** START MATERIAL FOR THIS TASK **

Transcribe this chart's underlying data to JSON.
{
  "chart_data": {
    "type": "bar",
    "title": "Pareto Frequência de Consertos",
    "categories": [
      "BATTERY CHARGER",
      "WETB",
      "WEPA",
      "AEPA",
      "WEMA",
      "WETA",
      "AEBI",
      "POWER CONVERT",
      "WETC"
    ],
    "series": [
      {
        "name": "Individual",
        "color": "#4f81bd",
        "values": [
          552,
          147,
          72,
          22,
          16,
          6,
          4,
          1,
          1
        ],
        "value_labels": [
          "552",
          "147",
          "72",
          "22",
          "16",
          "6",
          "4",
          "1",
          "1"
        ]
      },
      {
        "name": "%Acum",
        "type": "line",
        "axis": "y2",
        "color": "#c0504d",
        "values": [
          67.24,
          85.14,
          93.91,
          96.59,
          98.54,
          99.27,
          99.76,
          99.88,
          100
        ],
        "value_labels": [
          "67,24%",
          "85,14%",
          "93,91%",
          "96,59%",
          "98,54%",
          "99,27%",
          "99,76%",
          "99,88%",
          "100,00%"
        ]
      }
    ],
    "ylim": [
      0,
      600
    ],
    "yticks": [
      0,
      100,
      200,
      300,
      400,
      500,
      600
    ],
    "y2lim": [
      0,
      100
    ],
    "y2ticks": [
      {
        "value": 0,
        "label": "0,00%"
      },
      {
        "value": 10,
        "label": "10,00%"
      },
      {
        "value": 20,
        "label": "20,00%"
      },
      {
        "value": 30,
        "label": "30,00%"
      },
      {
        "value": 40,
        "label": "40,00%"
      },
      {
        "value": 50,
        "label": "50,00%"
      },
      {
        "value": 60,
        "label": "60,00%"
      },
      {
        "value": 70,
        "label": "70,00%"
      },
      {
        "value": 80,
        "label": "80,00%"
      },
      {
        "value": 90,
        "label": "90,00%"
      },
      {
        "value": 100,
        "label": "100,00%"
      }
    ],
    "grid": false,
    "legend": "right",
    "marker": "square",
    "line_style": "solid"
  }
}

** END MATERIAL FOR THIS TASK **

*TASK DETAILS*
Repeat the material above in full, exactly as it stands.

*SOLUTION TO THE EXERCISE*
Transcribe this chart's underlying data to JSON.
{
  "chart_data": {
    "type": "bar",
    "title": "Pareto Frequência de Consertos",
    "categories": [
      "BATTERY CHARGER",
      "WETB",
      "WEPA",
      "AEPA",
      "WEMA",
      "WETA",
      "AEBI",
      "POWER CONVERT",
      "WETC"
    ],
    "series": [
      {
        "name": "Individual",
        "color": "#4f81bd",
        "values": [
          552,
          147,
          72,
          22,
          16,
          6,
          4,
          1,
          1
        ],
        "value_labels": [
          "552",
          "147",
          "72",
          "22",
          "16",
          "6",
          "4",
          "1",
          "1"
        ]
      },
      {
        "name": "%Acum",
        "type": "line",
        "axis": "y2",
        "color": "#c0504d",
        "values": [
          67.24,
          85.14,
          93.91,
          96.59,
          98.54,
          99.27,
          99.76,
          99.88,
          100
        ],
        "value_labels": [
          "67,24%",
          "85,14%",
          "93,91%",
          "96,59%",
          "98,54%",
          "99,27%",
          "99,76%",
          "99,88%",
          "100,00%"
        ]
      }
    ],
    "ylim": [
      0,
      600
    ],
    "yticks": [
      0,
      100,
      200,
      300,
      400,
      500,
      600
    ],
    "y2lim": [
      0,
      100
    ],
    "y2ticks": [
      {
        "value": 0,
        "label": "0,00%"
      },
      {
        "value": 10,
        "label": "10,00%"
      },
      {
        "value": 20,
        "label": "20,00%"
      },
      {
        "value": 30,
        "label": "30,00%"
      },
      {
        "value": 40,
        "label": "40,00%"
      },
      {
        "value": 50,
        "label": "50,00%"
      },
      {
        "value": 60,
        "label": "60,00%"
      },
      {
        "value": 70,
        "label": "70,00%"
      },
      {
        "value": 80,
        "label": "80,00%"
      },
      {
        "value": 90,
        "label": "90,00%"
      },
      {
        "value": 100,
        "label": "100,00%"
      }
    ],
    "grid": false,
    "legend": "right",
    "marker": "square",
    "line_style": "solid"
  }
}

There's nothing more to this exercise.